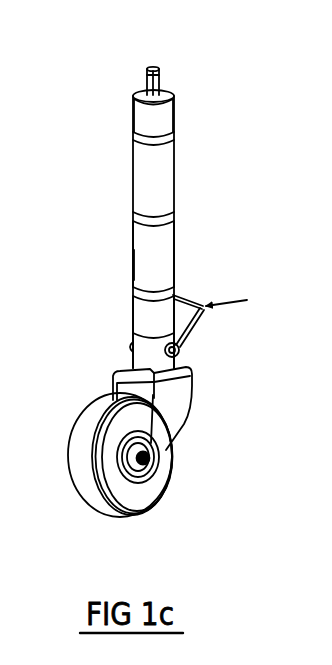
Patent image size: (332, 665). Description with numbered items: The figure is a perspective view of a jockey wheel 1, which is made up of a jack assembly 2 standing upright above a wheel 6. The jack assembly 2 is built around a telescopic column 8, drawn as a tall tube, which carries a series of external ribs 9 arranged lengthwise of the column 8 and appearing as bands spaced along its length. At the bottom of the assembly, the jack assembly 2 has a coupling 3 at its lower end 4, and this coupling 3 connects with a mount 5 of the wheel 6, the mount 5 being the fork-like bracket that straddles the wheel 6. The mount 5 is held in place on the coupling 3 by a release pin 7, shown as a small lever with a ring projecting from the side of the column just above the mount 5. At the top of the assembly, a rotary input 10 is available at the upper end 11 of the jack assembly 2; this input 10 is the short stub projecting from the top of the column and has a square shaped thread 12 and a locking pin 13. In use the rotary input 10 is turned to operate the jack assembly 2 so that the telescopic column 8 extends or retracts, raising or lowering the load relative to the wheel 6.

The jockey wheel 1 is at (175, 167).
The jack assembly 2 is at (178, 240).
The coupling 3 is at (133, 330).
The lower end 4 is at (133, 312).
The mount 5 is at (130, 360).
The wheel 6 is at (72, 428).
The release pin 7 is at (182, 352).
The telescopic column 8 is at (175, 263).
The external ribs 9 is at (176, 133).
The rotary input 10 is at (146, 80).
The upper end 11 is at (175, 104).
The square shaped thread 12 is at (156, 67).
The locking pin 13 is at (162, 73).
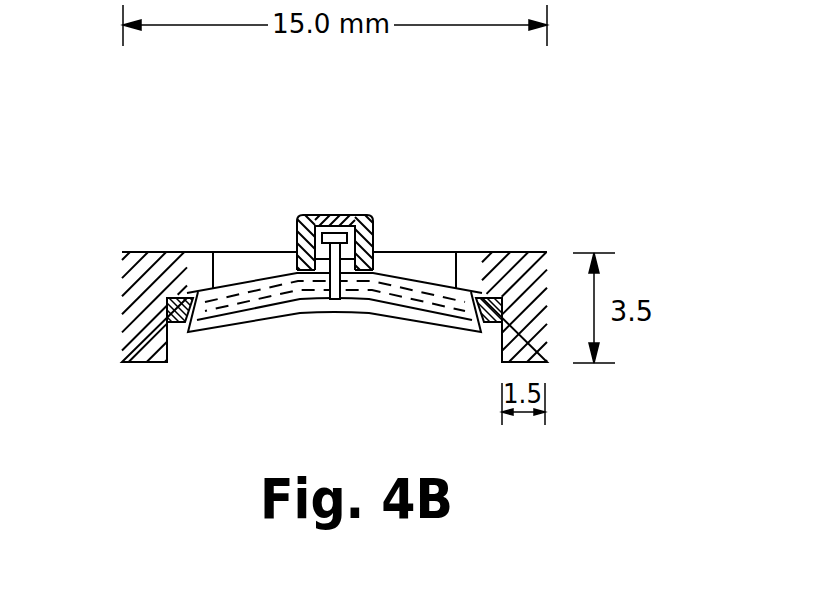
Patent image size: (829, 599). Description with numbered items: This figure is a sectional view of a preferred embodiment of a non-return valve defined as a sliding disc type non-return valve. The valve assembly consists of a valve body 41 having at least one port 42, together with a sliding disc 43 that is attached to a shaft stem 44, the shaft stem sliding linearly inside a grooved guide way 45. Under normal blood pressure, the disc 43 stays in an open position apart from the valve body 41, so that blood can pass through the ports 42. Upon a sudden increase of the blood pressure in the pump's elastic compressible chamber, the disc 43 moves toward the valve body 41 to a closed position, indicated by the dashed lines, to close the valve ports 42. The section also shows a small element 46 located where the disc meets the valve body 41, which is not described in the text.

The valve body 41 is at (463, 258).
The port 42 is at (250, 253).
The sliding disc 43 is at (366, 289).
The shaft stem 44 is at (334, 233).
The grooved guide way 45 is at (353, 215).
The sealing ring 46 is at (173, 326).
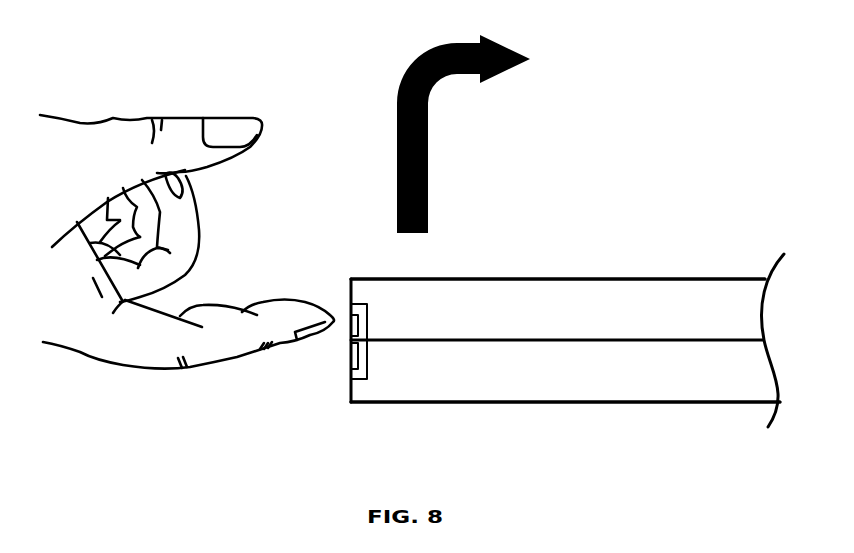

☆ ☆ ☆ ☆ ☆ ☆ ☆

**TASK BRIEF**
Starting at the line that contains "Patent image size: (829, 599)." and continuing through the end of the items, write the lines out again with "preferred version" in place of "preferred embodiment" and nothing else changed. Leave the pictures out of your answer.

**THE OUTPUT**
Patent image size: (829, 599). Description with numbered items: This figure is a sectional view of a preferred version of a non-return valve defined as a sliding disc type non-return valve. The valve assembly consists of a valve body 41 having at least one port 42, together with a sliding disc 43 that is attached to a shaft stem 44, the shaft stem sliding linearly inside a grooved guide way 45. Under normal blood pressure, the disc 43 stays in an open position apart from the valve body 41, so that blood can pass through the ports 42. Upon a sudden increase of the blood pressure in the pump's elastic compressible chamber, the disc 43 moves toward the valve body 41 to a closed position, indicated by the dashed lines, to close the valve ports 42. The section also shows a small element 46 located where the disc meets the valve body 41, which is not described in the text.

The valve body 41 is at (463, 258).
The port 42 is at (250, 253).
The sliding disc 43 is at (366, 289).
The shaft stem 44 is at (334, 233).
The grooved guide way 45 is at (353, 215).
The sealing ring 46 is at (173, 326).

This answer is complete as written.